** start TASK MATERIAL **
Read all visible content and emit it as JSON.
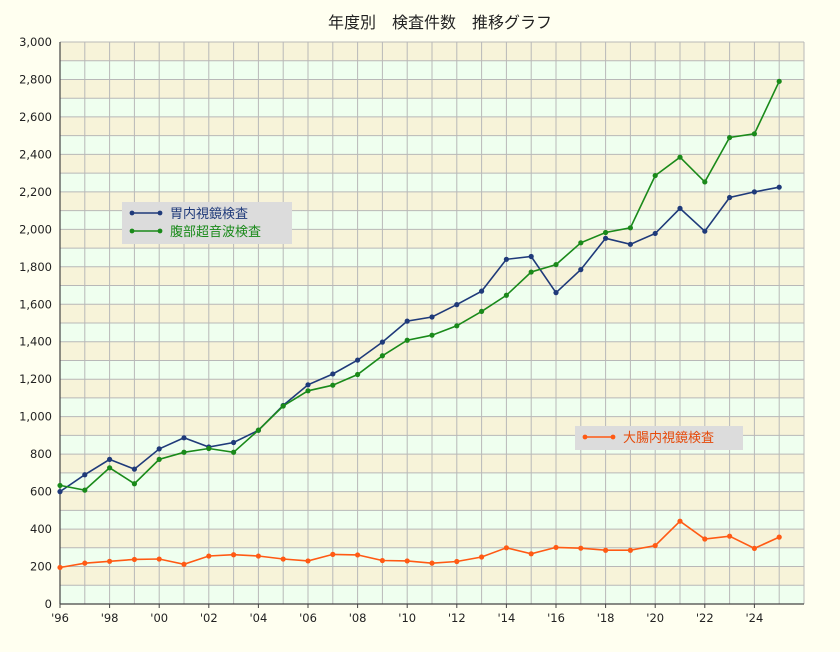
{
  "chart_data": {
    "type": "line",
    "title": "年度別　検査件数　推移グラフ",
    "xlabel": "",
    "ylabel": "",
    "ylim": [
      0,
      3000
    ],
    "y_ticks": [
      "0",
      "200",
      "400",
      "600",
      "800",
      "1,000",
      "1,200",
      "1,400",
      "1,600",
      "1,800",
      "2,000",
      "2,200",
      "2,400",
      "2,600",
      "2,800",
      "3,000"
    ],
    "x_tick_labels": [
      "'96",
      "'98",
      "'00",
      "'02",
      "'04",
      "'06",
      "'08",
      "'10",
      "'12",
      "'14",
      "'16",
      "'18",
      "'20",
      "'22",
      "'24"
    ],
    "x": [
      1996,
      1997,
      1998,
      1999,
      2000,
      2001,
      2002,
      2003,
      2004,
      2005,
      2006,
      2007,
      2008,
      2009,
      2010,
      2011,
      2012,
      2013,
      2014,
      2015,
      2016,
      2017,
      2018,
      2019,
      2020,
      2021,
      2022,
      2023,
      2024,
      2025
    ],
    "xlim": [
      1996,
      2026
    ],
    "grid": true,
    "series": [
      {
        "name": "胃内視鏡検査",
        "color": "#1f3a7a",
        "values": [
          600,
          690,
          772,
          720,
          828,
          887,
          838,
          862,
          927,
          1060,
          1170,
          1228,
          1302,
          1398,
          1510,
          1532,
          1598,
          1670,
          1840,
          1855,
          1662,
          1785,
          1952,
          1920,
          1978,
          2112,
          1990,
          2170,
          2200,
          2225
        ]
      },
      {
        "name": "腹部超音波検査",
        "color": "#1a8a1a",
        "values": [
          633,
          608,
          727,
          642,
          772,
          810,
          830,
          810,
          928,
          1057,
          1138,
          1168,
          1225,
          1325,
          1408,
          1435,
          1485,
          1562,
          1648,
          1772,
          1812,
          1928,
          1983,
          2008,
          2287,
          2385,
          2253,
          2490,
          2510,
          2790
        ]
      },
      {
        "name": "大腸内視鏡検査",
        "color": "#ff5a14",
        "values": [
          195,
          218,
          228,
          238,
          240,
          212,
          256,
          263,
          256,
          240,
          230,
          265,
          262,
          232,
          230,
          218,
          227,
          251,
          300,
          268,
          302,
          298,
          287,
          287,
          312,
          442,
          347,
          362,
          297,
          357
        ]
      }
    ],
    "legends": [
      {
        "series": [
          0,
          1
        ],
        "placement": "left-middle"
      },
      {
        "series": [
          2
        ],
        "placement": "right-lower"
      }
    ],
    "colors": {
      "background": "#fffff0",
      "band_light": "#efffef",
      "band_dark": "#f7f3d9",
      "grid": "#b8b8b8",
      "legend_box": "#dcdcdc"
    }
  }
}
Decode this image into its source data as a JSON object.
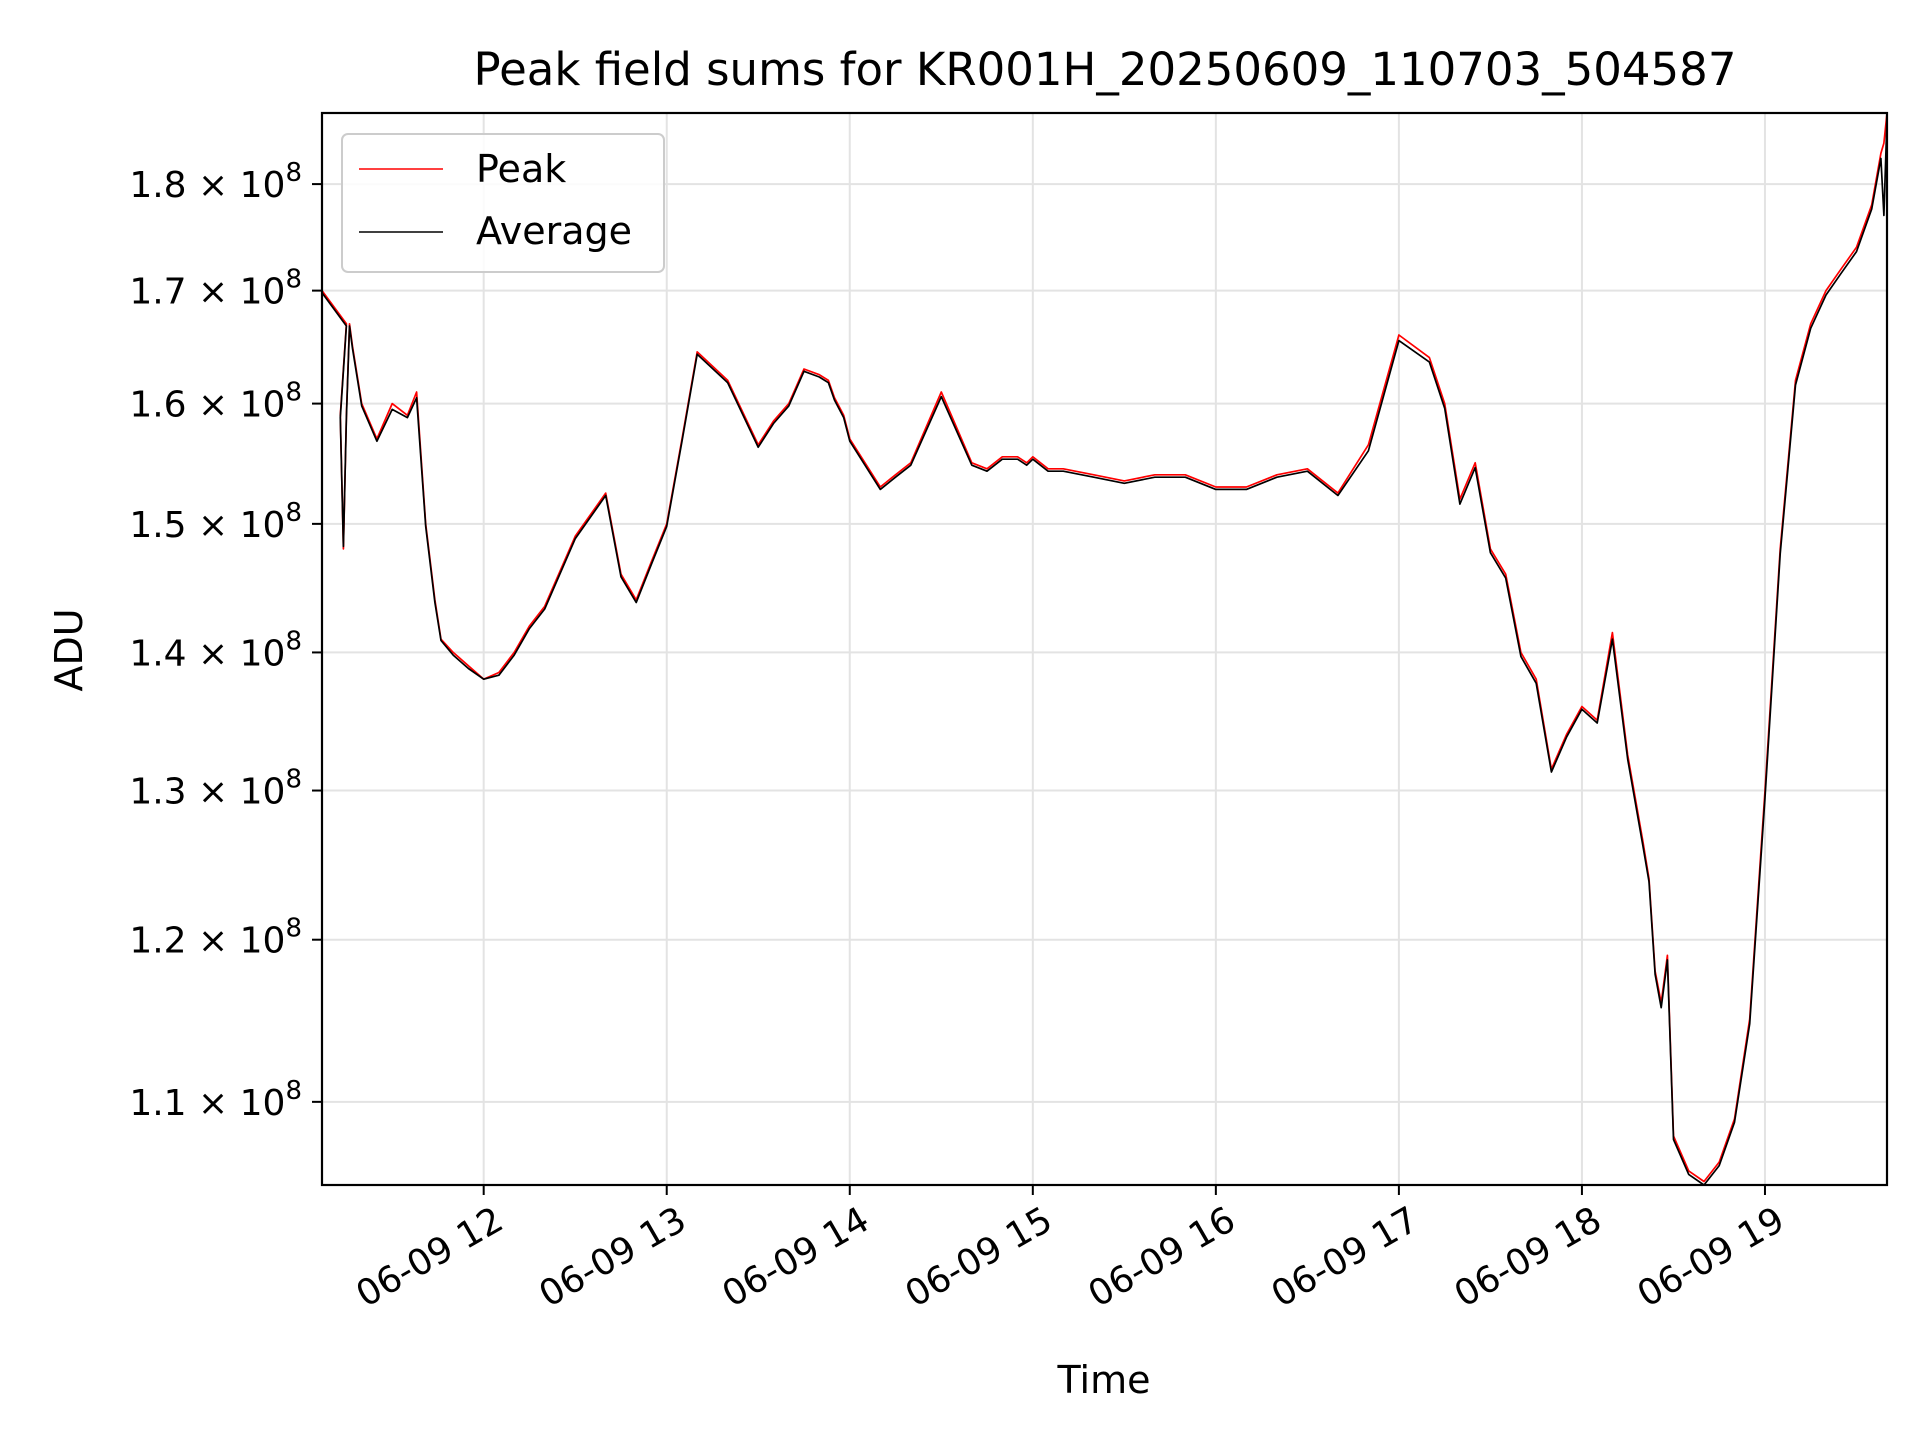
** end TASK MATERIAL **
▶ _PROBLEM STATEMENT_
All of the entries above should be duplicated exactly, except for the pictures.

▶ _THE REPLY_
Read all visible content and emit it as JSON.
{
  "chart_data": {
    "type": "line",
    "title": "年度別　検査件数　推移グラフ",
    "xlabel": "",
    "ylabel": "",
    "ylim": [
      0,
      3000
    ],
    "y_ticks": [
      "0",
      "200",
      "400",
      "600",
      "800",
      "1,000",
      "1,200",
      "1,400",
      "1,600",
      "1,800",
      "2,000",
      "2,200",
      "2,400",
      "2,600",
      "2,800",
      "3,000"
    ],
    "x_tick_labels": [
      "'96",
      "'98",
      "'00",
      "'02",
      "'04",
      "'06",
      "'08",
      "'10",
      "'12",
      "'14",
      "'16",
      "'18",
      "'20",
      "'22",
      "'24"
    ],
    "x": [
      1996,
      1997,
      1998,
      1999,
      2000,
      2001,
      2002,
      2003,
      2004,
      2005,
      2006,
      2007,
      2008,
      2009,
      2010,
      2011,
      2012,
      2013,
      2014,
      2015,
      2016,
      2017,
      2018,
      2019,
      2020,
      2021,
      2022,
      2023,
      2024,
      2025
    ],
    "xlim": [
      1996,
      2026
    ],
    "grid": true,
    "series": [
      {
        "name": "胃内視鏡検査",
        "color": "#1f3a7a",
        "values": [
          600,
          690,
          772,
          720,
          828,
          887,
          838,
          862,
          927,
          1060,
          1170,
          1228,
          1302,
          1398,
          1510,
          1532,
          1598,
          1670,
          1840,
          1855,
          1662,
          1785,
          1952,
          1920,
          1978,
          2112,
          1990,
          2170,
          2200,
          2225
        ]
      },
      {
        "name": "腹部超音波検査",
        "color": "#1a8a1a",
        "values": [
          633,
          608,
          727,
          642,
          772,
          810,
          830,
          810,
          928,
          1057,
          1138,
          1168,
          1225,
          1325,
          1408,
          1435,
          1485,
          1562,
          1648,
          1772,
          1812,
          1928,
          1983,
          2008,
          2287,
          2385,
          2253,
          2490,
          2510,
          2790
        ]
      },
      {
        "name": "大腸内視鏡検査",
        "color": "#ff5a14",
        "values": [
          195,
          218,
          228,
          238,
          240,
          212,
          256,
          263,
          256,
          240,
          230,
          265,
          262,
          232,
          230,
          218,
          227,
          251,
          300,
          268,
          302,
          298,
          287,
          287,
          312,
          442,
          347,
          362,
          297,
          357
        ]
      }
    ],
    "legends": [
      {
        "series": [
          0,
          1
        ],
        "placement": "left-middle"
      },
      {
        "series": [
          2
        ],
        "placement": "right-lower"
      }
    ],
    "colors": {
      "background": "#fffff0",
      "band_light": "#efffef",
      "band_dark": "#f7f3d9",
      "grid": "#b8b8b8",
      "legend_box": "#dcdcdc"
    }
  }
}
Decode this image into its source data as a JSON object.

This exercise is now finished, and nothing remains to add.